WRITTEN REQUEST: Below are the entries; state how many of their lines contain the string "свидетельство", and nothing more.
::: DATA EXCERPTS :::
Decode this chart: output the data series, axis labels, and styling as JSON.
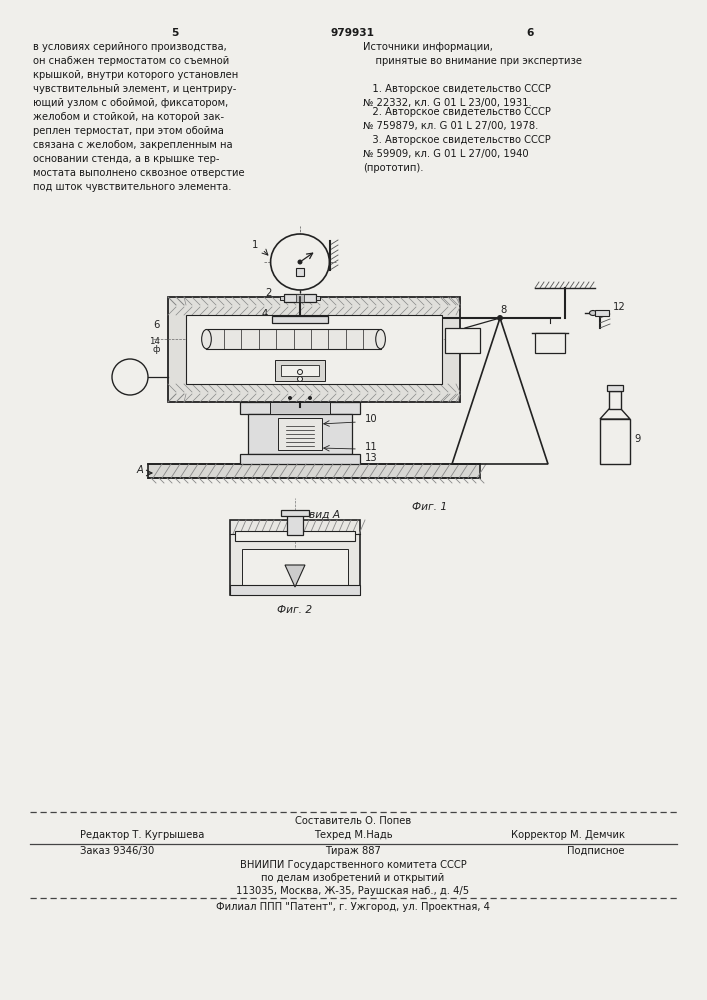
{
  "bg_color": "#f0efeb",
  "page_number_left": "5",
  "page_number_center": "979931",
  "page_number_right": "6",
  "left_text": "в условиях серийного производства,\nон снабжен термостатом со съемной\nкрышкой, внутри которого установлен\nчувствительный элемент, и центриру-\nющий узлом с обоймой, фиксатором,\nжелобом и стойкой, на которой зак-\nреплен термостат, при этом обойма\nсвязана с желобом, закрепленным на\nосновании стенда, а в крышке тер-\nмостата выполнено сквозное отверстие\nпод шток чувствительного элемента.",
  "right_title": "Источники информации,\n    принятые во внимание при экспертизе",
  "right_ref1": "   1. Авторское свидетельство СССР\n№ 22332, кл. G 01 L 23/00, 1931.",
  "right_ref2": "   2. Авторское свидетельство СССР\n№ 759879, кл. G 01 L 27/00, 1978.\n   3. Авторское свидетельство СССР\n№ 59909, кл. G 01 L 27/00, 1940\n(прототип).",
  "fig1_caption": "Фиг. 1",
  "fig2_caption": "Фиг. 2",
  "view_label": "вид А",
  "bottom_sostavitel": "Составитель О. Попев",
  "bottom_redaktor": "Редактор Т. Кугрышева",
  "bottom_tekhred": "Техред М.Надь",
  "bottom_korrektor": "Корректор М. Демчик",
  "bottom_order": "Заказ 9346/30",
  "bottom_tirazh": "Тираж 887",
  "bottom_podp": "Подписное",
  "bottom_vniip1": "ВНИИПИ Государственного комитета СССР",
  "bottom_vniip2": "по делам изобретений и открытий",
  "bottom_vniip3": "113035, Москва, Ж-35, Раушская наб., д. 4/5",
  "bottom_filial": "Филиал ППП \"Патент\", г. Ужгород, ул. Проектная, 4"
}
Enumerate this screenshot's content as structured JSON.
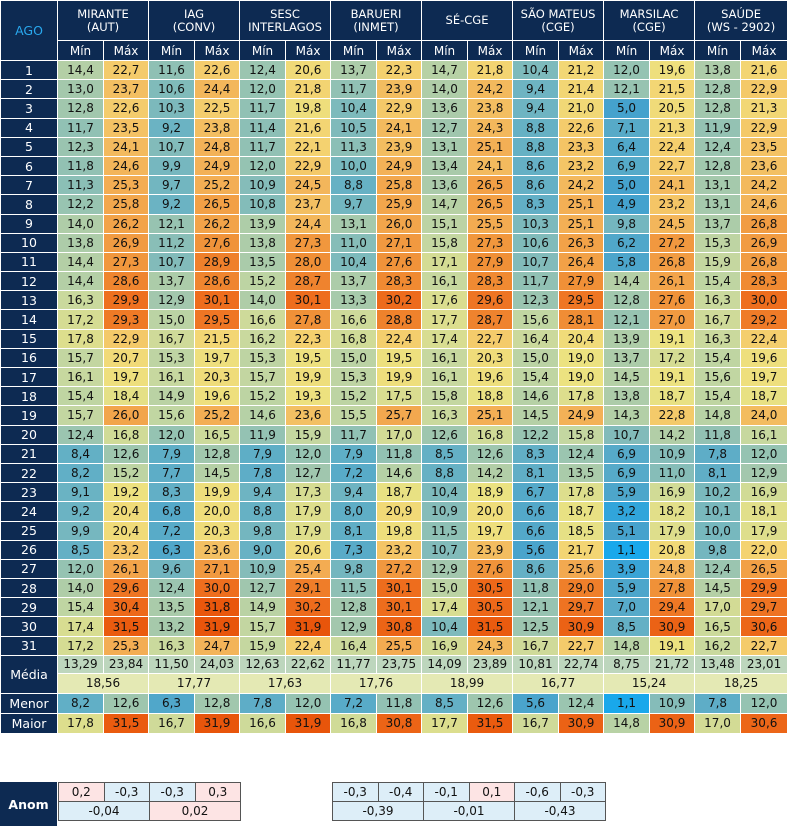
{
  "header": {
    "day_label": "AGO",
    "min_label": "Mín",
    "max_label": "Máx",
    "stations": [
      {
        "line1": "MIRANTE",
        "line2": "(AUT)"
      },
      {
        "line1": "IAG",
        "line2": "(CONV)"
      },
      {
        "line1": "SESC",
        "line2": "INTERLAGOS"
      },
      {
        "line1": "BARUERI",
        "line2": "(INMET)"
      },
      {
        "line1": "SÉ-CGE",
        "line2": ""
      },
      {
        "line1": "SÃO MATEUS",
        "line2": "(CGE)"
      },
      {
        "line1": "MARSILAC",
        "line2": "(CGE)"
      },
      {
        "line1": "SAÚDE",
        "line2": "(WS - 2902)"
      }
    ]
  },
  "rows": [
    [
      "1",
      "14,4",
      "22,7",
      "11,6",
      "22,6",
      "12,4",
      "20,6",
      "13,7",
      "22,3",
      "14,7",
      "21,8",
      "10,4",
      "21,2",
      "12,0",
      "19,6",
      "13,8",
      "21,6"
    ],
    [
      "2",
      "13,0",
      "23,7",
      "10,6",
      "24,4",
      "12,0",
      "21,8",
      "11,7",
      "23,9",
      "14,0",
      "24,2",
      "9,4",
      "21,4",
      "12,1",
      "21,5",
      "12,8",
      "22,9"
    ],
    [
      "3",
      "12,8",
      "22,6",
      "10,3",
      "22,5",
      "11,7",
      "19,8",
      "10,4",
      "22,9",
      "13,6",
      "23,8",
      "9,4",
      "21,0",
      "5,0",
      "20,5",
      "12,8",
      "21,3"
    ],
    [
      "4",
      "11,7",
      "23,5",
      "9,2",
      "23,8",
      "11,4",
      "21,6",
      "10,5",
      "24,1",
      "12,7",
      "24,3",
      "8,8",
      "22,6",
      "7,1",
      "21,3",
      "11,9",
      "22,9"
    ],
    [
      "5",
      "12,3",
      "24,1",
      "10,7",
      "24,8",
      "11,7",
      "22,1",
      "11,3",
      "23,9",
      "13,1",
      "25,1",
      "8,8",
      "23,3",
      "6,4",
      "22,4",
      "12,4",
      "23,5"
    ],
    [
      "6",
      "11,8",
      "24,6",
      "9,9",
      "24,9",
      "12,0",
      "22,9",
      "10,0",
      "24,9",
      "13,4",
      "24,1",
      "8,6",
      "23,2",
      "6,9",
      "22,7",
      "12,8",
      "23,6"
    ],
    [
      "7",
      "11,3",
      "25,3",
      "9,7",
      "25,2",
      "10,9",
      "24,5",
      "8,8",
      "25,8",
      "13,6",
      "26,5",
      "8,6",
      "24,2",
      "5,0",
      "24,1",
      "13,1",
      "24,2"
    ],
    [
      "8",
      "12,2",
      "25,8",
      "9,2",
      "26,5",
      "10,8",
      "23,7",
      "9,7",
      "25,9",
      "14,7",
      "26,5",
      "8,3",
      "25,1",
      "4,9",
      "23,2",
      "13,1",
      "24,6"
    ],
    [
      "9",
      "14,0",
      "26,2",
      "12,1",
      "26,2",
      "13,9",
      "24,4",
      "13,1",
      "26,0",
      "15,1",
      "25,5",
      "10,3",
      "25,1",
      "9,8",
      "24,5",
      "13,7",
      "26,8"
    ],
    [
      "10",
      "13,8",
      "26,9",
      "11,2",
      "27,6",
      "13,8",
      "27,3",
      "11,0",
      "27,1",
      "15,8",
      "27,3",
      "10,6",
      "26,3",
      "6,2",
      "27,2",
      "15,3",
      "26,9"
    ],
    [
      "11",
      "14,4",
      "27,3",
      "10,7",
      "28,9",
      "13,5",
      "28,0",
      "10,4",
      "27,6",
      "17,1",
      "27,9",
      "10,7",
      "26,4",
      "5,8",
      "26,8",
      "15,9",
      "26,8"
    ],
    [
      "12",
      "14,4",
      "28,6",
      "13,7",
      "28,6",
      "15,2",
      "28,7",
      "13,7",
      "28,3",
      "16,1",
      "28,3",
      "11,7",
      "27,9",
      "14,4",
      "26,1",
      "15,4",
      "28,3"
    ],
    [
      "13",
      "16,3",
      "29,9",
      "12,9",
      "30,1",
      "14,0",
      "30,1",
      "13,3",
      "30,2",
      "17,6",
      "29,6",
      "12,3",
      "29,5",
      "12,8",
      "27,6",
      "16,3",
      "30,0"
    ],
    [
      "14",
      "17,2",
      "29,3",
      "15,0",
      "29,5",
      "16,6",
      "27,8",
      "16,6",
      "28,8",
      "17,7",
      "28,7",
      "15,6",
      "28,1",
      "12,1",
      "27,0",
      "16,7",
      "29,2"
    ],
    [
      "15",
      "17,8",
      "22,9",
      "16,7",
      "21,5",
      "16,2",
      "22,3",
      "16,8",
      "22,4",
      "17,4",
      "22,7",
      "16,4",
      "20,4",
      "13,9",
      "19,1",
      "16,3",
      "22,4"
    ],
    [
      "16",
      "15,7",
      "20,7",
      "15,3",
      "19,7",
      "15,3",
      "19,5",
      "15,0",
      "19,5",
      "16,1",
      "20,3",
      "15,0",
      "19,0",
      "13,7",
      "17,2",
      "15,4",
      "19,6"
    ],
    [
      "17",
      "16,1",
      "19,7",
      "16,1",
      "20,3",
      "15,7",
      "19,9",
      "15,3",
      "19,9",
      "16,1",
      "19,6",
      "15,4",
      "19,0",
      "14,5",
      "19,1",
      "15,6",
      "19,7"
    ],
    [
      "18",
      "15,4",
      "18,4",
      "14,9",
      "19,6",
      "15,2",
      "19,3",
      "15,2",
      "17,5",
      "15,8",
      "18,8",
      "14,6",
      "17,8",
      "13,8",
      "18,7",
      "15,4",
      "18,7"
    ],
    [
      "19",
      "15,7",
      "26,0",
      "15,6",
      "25,2",
      "14,6",
      "23,6",
      "15,5",
      "25,7",
      "16,3",
      "25,1",
      "14,5",
      "24,9",
      "14,3",
      "22,8",
      "14,8",
      "24,0"
    ],
    [
      "20",
      "12,4",
      "16,8",
      "12,0",
      "16,5",
      "11,9",
      "15,9",
      "11,7",
      "17,0",
      "12,6",
      "16,8",
      "12,2",
      "15,8",
      "10,7",
      "14,2",
      "11,8",
      "16,1"
    ],
    [
      "21",
      "8,4",
      "12,6",
      "7,9",
      "12,8",
      "7,9",
      "12,0",
      "7,9",
      "11,8",
      "8,5",
      "12,6",
      "8,3",
      "12,4",
      "6,9",
      "10,9",
      "7,8",
      "12,0"
    ],
    [
      "22",
      "8,2",
      "15,2",
      "7,7",
      "14,5",
      "7,8",
      "12,7",
      "7,2",
      "14,6",
      "8,8",
      "14,2",
      "8,1",
      "13,5",
      "6,9",
      "11,0",
      "8,1",
      "12,9"
    ],
    [
      "23",
      "9,1",
      "19,2",
      "8,3",
      "19,9",
      "9,4",
      "17,3",
      "9,4",
      "18,7",
      "10,4",
      "18,9",
      "6,7",
      "17,8",
      "5,9",
      "16,9",
      "10,2",
      "16,9"
    ],
    [
      "24",
      "9,2",
      "20,4",
      "6,8",
      "20,0",
      "8,8",
      "17,9",
      "8,0",
      "20,9",
      "10,9",
      "20,0",
      "6,6",
      "18,7",
      "3,2",
      "18,2",
      "10,1",
      "18,1"
    ],
    [
      "25",
      "9,9",
      "20,4",
      "7,2",
      "20,3",
      "9,8",
      "17,9",
      "8,1",
      "19,8",
      "11,5",
      "19,7",
      "6,6",
      "18,5",
      "5,1",
      "17,9",
      "10,0",
      "17,9"
    ],
    [
      "26",
      "8,5",
      "23,2",
      "6,3",
      "23,6",
      "9,0",
      "20,6",
      "7,3",
      "23,2",
      "10,7",
      "23,9",
      "5,6",
      "21,7",
      "1,1",
      "20,8",
      "9,8",
      "22,0"
    ],
    [
      "27",
      "12,0",
      "26,1",
      "9,6",
      "27,1",
      "10,9",
      "25,4",
      "9,8",
      "27,2",
      "12,9",
      "27,6",
      "8,6",
      "25,6",
      "3,9",
      "24,8",
      "12,4",
      "26,5"
    ],
    [
      "28",
      "14,0",
      "29,6",
      "12,4",
      "30,0",
      "12,7",
      "29,1",
      "11,5",
      "30,1",
      "15,0",
      "30,5",
      "11,8",
      "29,0",
      "5,9",
      "27,8",
      "14,5",
      "29,9"
    ],
    [
      "29",
      "15,4",
      "30,4",
      "13,5",
      "31,8",
      "14,9",
      "30,2",
      "12,8",
      "30,1",
      "17,4",
      "30,5",
      "12,1",
      "29,7",
      "7,0",
      "29,4",
      "17,0",
      "29,7"
    ],
    [
      "30",
      "17,4",
      "31,5",
      "13,2",
      "31,9",
      "15,7",
      "31,9",
      "12,9",
      "30,8",
      "10,4",
      "31,5",
      "12,5",
      "30,9",
      "8,5",
      "30,9",
      "16,5",
      "30,6"
    ],
    [
      "31",
      "17,2",
      "25,3",
      "16,3",
      "24,7",
      "15,9",
      "22,4",
      "16,4",
      "25,5",
      "16,9",
      "24,3",
      "16,7",
      "22,7",
      "14,8",
      "19,1",
      "16,2",
      "22,7"
    ]
  ],
  "summary": {
    "media_label": "Média",
    "media": [
      "13,29",
      "23,84",
      "11,50",
      "24,03",
      "12,63",
      "22,62",
      "11,77",
      "23,75",
      "14,09",
      "23,89",
      "10,81",
      "22,74",
      "8,75",
      "21,72",
      "13,48",
      "23,01"
    ],
    "averages": [
      "18,56",
      "17,77",
      "17,63",
      "17,76",
      "18,99",
      "16,77",
      "15,24",
      "18,25"
    ],
    "menor_label": "Menor",
    "menor": [
      "8,2",
      "12,6",
      "6,3",
      "12,8",
      "7,8",
      "12,0",
      "7,2",
      "11,8",
      "8,5",
      "12,6",
      "5,6",
      "12,4",
      "1,1",
      "10,9",
      "7,8",
      "12,0"
    ],
    "maior_label": "Maior",
    "maior": [
      "17,8",
      "31,5",
      "16,7",
      "31,9",
      "16,6",
      "31,9",
      "16,8",
      "30,8",
      "17,7",
      "31,5",
      "16,7",
      "30,9",
      "14,8",
      "30,9",
      "17,0",
      "30,6"
    ]
  },
  "anomaly": {
    "label": "Anom",
    "left_top": [
      "0,2",
      "-0,3",
      "-0,3",
      "0,3"
    ],
    "left_bottom": [
      "-0,04",
      "0,02"
    ],
    "right_top": [
      "-0,3",
      "-0,4",
      "-0,1",
      "0,1",
      "-0,6",
      "-0,3"
    ],
    "right_bottom": [
      "-0,39",
      "-0,01",
      "-0,43"
    ]
  }
}
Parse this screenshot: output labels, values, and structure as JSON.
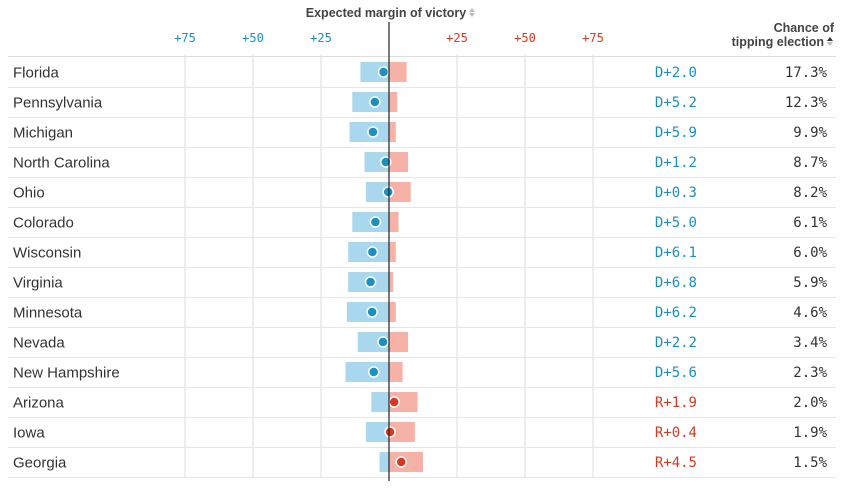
{
  "header": {
    "margin_title": "Expected margin of victory",
    "chance_title_line1": "Chance of",
    "chance_title_line2": "tipping election"
  },
  "colors": {
    "dem": "#1a8fc2",
    "dem_bar": "#a9d8ee",
    "rep": "#d9381e",
    "rep_bar": "#f7b2a8",
    "grid": "#dddddd",
    "zero_line": "#222222"
  },
  "chart_data": {
    "type": "table",
    "axis": {
      "ticks": [
        -75,
        -50,
        -25,
        25,
        50,
        75
      ],
      "tick_labels": [
        "+75",
        "+50",
        "+25",
        "+25",
        "+50",
        "+75"
      ]
    },
    "rows": [
      {
        "state": "Florida",
        "margin": -2.0,
        "low": -10.5,
        "high": 6.5,
        "label": "D+2.0",
        "chance": "17.3%"
      },
      {
        "state": "Pennsylvania",
        "margin": -5.2,
        "low": -13.5,
        "high": 3.0,
        "label": "D+5.2",
        "chance": "12.3%"
      },
      {
        "state": "Michigan",
        "margin": -5.9,
        "low": -14.5,
        "high": 2.5,
        "label": "D+5.9",
        "chance": "9.9%"
      },
      {
        "state": "North Carolina",
        "margin": -1.2,
        "low": -9.0,
        "high": 7.0,
        "label": "D+1.2",
        "chance": "8.7%"
      },
      {
        "state": "Ohio",
        "margin": -0.3,
        "low": -8.5,
        "high": 8.0,
        "label": "D+0.3",
        "chance": "8.2%"
      },
      {
        "state": "Colorado",
        "margin": -5.0,
        "low": -13.5,
        "high": 3.5,
        "label": "D+5.0",
        "chance": "6.1%"
      },
      {
        "state": "Wisconsin",
        "margin": -6.1,
        "low": -15.0,
        "high": 2.5,
        "label": "D+6.1",
        "chance": "6.0%"
      },
      {
        "state": "Virginia",
        "margin": -6.8,
        "low": -15.0,
        "high": 1.5,
        "label": "D+6.8",
        "chance": "5.9%"
      },
      {
        "state": "Minnesota",
        "margin": -6.2,
        "low": -15.5,
        "high": 2.5,
        "label": "D+6.2",
        "chance": "4.6%"
      },
      {
        "state": "Nevada",
        "margin": -2.2,
        "low": -11.5,
        "high": 7.0,
        "label": "D+2.2",
        "chance": "3.4%"
      },
      {
        "state": "New Hampshire",
        "margin": -5.6,
        "low": -16.0,
        "high": 5.0,
        "label": "D+5.6",
        "chance": "2.3%"
      },
      {
        "state": "Arizona",
        "margin": 1.9,
        "low": -6.5,
        "high": 10.5,
        "label": "R+1.9",
        "chance": "2.0%"
      },
      {
        "state": "Iowa",
        "margin": 0.4,
        "low": -8.5,
        "high": 9.5,
        "label": "R+0.4",
        "chance": "1.9%"
      },
      {
        "state": "Georgia",
        "margin": 4.5,
        "low": -3.5,
        "high": 12.5,
        "label": "R+4.5",
        "chance": "1.5%"
      }
    ]
  }
}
:::
EXERCISE SOLUTION: 2